+++ Data shown
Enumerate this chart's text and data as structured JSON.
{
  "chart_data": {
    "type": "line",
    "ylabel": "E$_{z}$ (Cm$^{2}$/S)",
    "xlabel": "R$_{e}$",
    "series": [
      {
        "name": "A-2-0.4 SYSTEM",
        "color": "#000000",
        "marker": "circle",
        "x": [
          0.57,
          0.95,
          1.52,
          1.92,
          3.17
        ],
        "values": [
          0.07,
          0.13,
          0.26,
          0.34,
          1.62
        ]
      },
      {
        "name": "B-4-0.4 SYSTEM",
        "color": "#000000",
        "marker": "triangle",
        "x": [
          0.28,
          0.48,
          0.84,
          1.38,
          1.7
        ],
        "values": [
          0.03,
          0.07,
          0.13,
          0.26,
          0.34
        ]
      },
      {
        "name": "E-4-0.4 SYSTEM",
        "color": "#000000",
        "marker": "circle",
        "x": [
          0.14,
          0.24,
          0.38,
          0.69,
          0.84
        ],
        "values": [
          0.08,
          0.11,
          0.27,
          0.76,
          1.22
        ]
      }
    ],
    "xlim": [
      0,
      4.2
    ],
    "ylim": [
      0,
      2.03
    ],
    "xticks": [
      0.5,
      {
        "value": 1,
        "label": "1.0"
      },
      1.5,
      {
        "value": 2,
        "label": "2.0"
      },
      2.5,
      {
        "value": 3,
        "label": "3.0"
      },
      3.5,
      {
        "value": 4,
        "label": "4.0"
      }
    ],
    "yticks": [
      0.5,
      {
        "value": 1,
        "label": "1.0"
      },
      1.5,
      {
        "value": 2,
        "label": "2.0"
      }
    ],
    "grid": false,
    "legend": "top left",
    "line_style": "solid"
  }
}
++++++
+++ Data shown
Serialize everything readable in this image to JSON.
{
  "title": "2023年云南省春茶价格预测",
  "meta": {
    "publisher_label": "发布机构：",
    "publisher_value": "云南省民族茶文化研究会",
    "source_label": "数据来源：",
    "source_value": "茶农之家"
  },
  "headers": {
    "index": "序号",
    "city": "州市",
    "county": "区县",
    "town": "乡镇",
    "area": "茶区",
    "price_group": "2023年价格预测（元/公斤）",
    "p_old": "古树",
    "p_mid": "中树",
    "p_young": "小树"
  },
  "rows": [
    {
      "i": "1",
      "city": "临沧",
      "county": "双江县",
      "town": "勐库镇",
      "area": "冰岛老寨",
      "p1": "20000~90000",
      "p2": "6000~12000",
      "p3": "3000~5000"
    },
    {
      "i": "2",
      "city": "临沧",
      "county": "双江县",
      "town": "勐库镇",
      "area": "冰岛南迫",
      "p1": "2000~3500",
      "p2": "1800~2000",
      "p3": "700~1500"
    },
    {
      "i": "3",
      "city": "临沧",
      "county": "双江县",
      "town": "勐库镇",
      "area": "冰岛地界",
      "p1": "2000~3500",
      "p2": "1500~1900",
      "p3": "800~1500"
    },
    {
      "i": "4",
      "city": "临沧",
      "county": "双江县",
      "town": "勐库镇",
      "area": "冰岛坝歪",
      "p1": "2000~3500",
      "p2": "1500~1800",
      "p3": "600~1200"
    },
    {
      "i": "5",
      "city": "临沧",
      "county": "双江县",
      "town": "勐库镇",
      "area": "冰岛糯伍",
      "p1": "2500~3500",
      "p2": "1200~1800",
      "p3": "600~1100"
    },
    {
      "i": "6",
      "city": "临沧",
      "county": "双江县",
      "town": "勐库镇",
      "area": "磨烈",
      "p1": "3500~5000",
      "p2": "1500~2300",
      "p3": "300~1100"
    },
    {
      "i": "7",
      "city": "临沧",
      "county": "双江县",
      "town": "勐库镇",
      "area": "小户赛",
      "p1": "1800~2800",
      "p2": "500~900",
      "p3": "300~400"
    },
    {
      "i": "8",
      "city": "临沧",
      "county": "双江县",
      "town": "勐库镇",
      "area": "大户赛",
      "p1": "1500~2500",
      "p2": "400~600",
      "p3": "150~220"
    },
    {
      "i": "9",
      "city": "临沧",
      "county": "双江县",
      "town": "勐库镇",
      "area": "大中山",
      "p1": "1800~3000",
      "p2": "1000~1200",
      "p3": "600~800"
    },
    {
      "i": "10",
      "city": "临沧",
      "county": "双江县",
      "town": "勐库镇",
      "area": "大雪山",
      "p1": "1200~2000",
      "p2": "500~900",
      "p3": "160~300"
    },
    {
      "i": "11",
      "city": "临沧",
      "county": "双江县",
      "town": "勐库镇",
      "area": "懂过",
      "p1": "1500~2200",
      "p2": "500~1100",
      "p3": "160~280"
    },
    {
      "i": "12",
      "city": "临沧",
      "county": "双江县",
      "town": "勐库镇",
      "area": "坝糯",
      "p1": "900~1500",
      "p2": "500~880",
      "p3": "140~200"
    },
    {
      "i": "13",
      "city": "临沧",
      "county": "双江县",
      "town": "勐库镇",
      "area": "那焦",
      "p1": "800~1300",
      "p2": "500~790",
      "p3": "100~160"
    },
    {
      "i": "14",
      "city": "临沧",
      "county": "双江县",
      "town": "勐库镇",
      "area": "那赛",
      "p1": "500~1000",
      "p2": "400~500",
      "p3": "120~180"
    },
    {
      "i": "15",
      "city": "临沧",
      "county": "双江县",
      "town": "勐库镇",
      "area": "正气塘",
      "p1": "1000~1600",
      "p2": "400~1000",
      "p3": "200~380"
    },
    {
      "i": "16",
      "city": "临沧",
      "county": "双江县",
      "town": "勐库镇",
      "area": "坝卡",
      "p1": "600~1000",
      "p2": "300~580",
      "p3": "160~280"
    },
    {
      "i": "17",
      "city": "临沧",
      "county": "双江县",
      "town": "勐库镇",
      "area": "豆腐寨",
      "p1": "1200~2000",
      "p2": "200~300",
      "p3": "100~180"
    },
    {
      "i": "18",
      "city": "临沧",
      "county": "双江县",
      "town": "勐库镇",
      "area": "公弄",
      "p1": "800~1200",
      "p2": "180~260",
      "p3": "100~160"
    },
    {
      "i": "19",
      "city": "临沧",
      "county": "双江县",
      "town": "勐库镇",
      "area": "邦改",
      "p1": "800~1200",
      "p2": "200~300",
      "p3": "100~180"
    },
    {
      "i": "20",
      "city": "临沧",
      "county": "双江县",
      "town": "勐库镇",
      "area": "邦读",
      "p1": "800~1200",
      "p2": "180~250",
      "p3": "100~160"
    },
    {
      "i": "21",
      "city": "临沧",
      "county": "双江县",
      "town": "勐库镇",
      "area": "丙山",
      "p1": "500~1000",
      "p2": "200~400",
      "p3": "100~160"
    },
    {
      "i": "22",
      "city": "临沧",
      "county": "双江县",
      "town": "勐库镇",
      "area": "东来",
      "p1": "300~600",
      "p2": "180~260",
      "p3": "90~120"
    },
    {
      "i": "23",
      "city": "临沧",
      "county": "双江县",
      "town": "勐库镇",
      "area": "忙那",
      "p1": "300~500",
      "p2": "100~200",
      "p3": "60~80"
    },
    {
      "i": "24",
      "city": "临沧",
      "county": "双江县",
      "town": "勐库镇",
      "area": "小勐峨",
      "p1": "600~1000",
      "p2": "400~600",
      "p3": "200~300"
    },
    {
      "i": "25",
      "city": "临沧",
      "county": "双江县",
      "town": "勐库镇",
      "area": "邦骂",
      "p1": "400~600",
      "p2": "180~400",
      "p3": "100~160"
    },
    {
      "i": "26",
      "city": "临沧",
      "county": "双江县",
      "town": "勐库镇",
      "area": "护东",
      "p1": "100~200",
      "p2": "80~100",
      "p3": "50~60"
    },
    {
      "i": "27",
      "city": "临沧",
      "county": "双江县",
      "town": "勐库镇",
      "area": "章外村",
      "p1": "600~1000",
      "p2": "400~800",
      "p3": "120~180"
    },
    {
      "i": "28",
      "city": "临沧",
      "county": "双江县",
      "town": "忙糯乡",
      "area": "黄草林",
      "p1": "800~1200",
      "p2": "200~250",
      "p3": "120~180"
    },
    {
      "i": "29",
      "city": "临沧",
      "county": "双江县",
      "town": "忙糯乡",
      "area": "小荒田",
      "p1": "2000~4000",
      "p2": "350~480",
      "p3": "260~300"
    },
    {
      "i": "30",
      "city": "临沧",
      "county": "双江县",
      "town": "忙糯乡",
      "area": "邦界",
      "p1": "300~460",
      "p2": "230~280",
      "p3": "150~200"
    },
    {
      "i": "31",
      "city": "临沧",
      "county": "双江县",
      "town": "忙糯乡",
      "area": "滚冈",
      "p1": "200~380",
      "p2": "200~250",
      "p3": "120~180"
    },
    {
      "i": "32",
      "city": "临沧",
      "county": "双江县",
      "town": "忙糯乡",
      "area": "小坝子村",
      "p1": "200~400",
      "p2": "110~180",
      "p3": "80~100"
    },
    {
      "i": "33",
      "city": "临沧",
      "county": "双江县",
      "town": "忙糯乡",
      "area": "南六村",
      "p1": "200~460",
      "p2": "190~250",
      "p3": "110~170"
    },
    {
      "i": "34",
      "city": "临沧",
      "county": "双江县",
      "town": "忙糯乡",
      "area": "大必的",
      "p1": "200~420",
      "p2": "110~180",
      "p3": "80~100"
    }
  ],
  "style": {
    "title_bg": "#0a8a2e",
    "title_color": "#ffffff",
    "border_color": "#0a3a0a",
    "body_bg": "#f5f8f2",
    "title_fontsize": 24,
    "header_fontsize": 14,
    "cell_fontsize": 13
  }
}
++++++
+++ Data shown
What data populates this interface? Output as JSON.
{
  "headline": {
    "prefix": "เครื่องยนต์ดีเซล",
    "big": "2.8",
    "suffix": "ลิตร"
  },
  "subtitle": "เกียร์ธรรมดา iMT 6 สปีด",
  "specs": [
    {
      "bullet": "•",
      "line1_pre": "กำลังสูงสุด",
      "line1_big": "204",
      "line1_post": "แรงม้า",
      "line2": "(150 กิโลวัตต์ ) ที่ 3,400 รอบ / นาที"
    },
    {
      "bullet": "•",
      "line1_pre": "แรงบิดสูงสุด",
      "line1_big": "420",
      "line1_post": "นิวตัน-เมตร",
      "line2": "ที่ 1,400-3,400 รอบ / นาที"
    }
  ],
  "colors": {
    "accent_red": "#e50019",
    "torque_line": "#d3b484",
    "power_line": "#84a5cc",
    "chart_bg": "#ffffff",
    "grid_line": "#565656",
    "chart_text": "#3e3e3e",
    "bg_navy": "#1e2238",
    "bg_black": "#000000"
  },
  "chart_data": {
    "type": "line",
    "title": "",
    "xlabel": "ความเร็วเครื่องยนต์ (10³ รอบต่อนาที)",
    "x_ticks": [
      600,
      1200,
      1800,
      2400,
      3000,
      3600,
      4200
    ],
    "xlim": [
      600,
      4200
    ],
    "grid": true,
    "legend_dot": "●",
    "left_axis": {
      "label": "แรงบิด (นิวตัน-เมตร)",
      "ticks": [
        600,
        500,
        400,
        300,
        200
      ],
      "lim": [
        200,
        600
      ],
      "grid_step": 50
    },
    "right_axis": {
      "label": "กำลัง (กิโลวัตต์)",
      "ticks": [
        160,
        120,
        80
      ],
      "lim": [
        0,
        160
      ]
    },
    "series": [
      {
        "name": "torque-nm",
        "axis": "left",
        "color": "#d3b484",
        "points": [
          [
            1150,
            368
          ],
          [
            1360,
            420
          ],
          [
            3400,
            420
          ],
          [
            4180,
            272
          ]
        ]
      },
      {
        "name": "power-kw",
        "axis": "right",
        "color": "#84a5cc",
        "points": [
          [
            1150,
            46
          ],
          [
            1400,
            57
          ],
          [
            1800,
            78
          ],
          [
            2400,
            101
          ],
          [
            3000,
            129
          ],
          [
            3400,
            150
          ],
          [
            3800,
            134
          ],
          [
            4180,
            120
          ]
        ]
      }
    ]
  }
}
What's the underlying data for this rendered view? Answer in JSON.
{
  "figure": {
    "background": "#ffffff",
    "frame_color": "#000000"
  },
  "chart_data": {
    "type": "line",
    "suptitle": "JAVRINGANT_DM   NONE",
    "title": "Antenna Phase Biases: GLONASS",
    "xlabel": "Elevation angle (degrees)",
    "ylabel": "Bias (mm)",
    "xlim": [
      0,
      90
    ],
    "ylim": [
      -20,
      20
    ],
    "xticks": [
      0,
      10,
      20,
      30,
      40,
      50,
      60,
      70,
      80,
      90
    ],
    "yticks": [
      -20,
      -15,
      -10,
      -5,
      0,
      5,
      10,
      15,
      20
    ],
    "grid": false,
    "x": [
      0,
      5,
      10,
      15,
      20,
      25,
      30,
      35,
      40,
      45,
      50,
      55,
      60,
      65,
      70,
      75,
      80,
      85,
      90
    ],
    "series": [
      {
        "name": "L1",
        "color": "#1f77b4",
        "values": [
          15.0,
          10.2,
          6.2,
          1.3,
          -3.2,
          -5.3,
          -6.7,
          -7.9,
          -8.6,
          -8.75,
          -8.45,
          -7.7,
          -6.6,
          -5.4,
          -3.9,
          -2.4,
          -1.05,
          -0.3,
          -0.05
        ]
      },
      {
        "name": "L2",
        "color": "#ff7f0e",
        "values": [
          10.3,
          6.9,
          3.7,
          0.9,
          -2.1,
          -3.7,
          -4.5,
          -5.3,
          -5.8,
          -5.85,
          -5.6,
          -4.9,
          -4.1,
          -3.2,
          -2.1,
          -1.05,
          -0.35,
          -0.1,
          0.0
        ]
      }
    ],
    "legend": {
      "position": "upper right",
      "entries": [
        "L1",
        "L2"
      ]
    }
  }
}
++++++
*Aim of the exercise*
In the listing above, how many lines hold the word "ffffff"? Give the number and nothing more.

*Solution for this problem*
3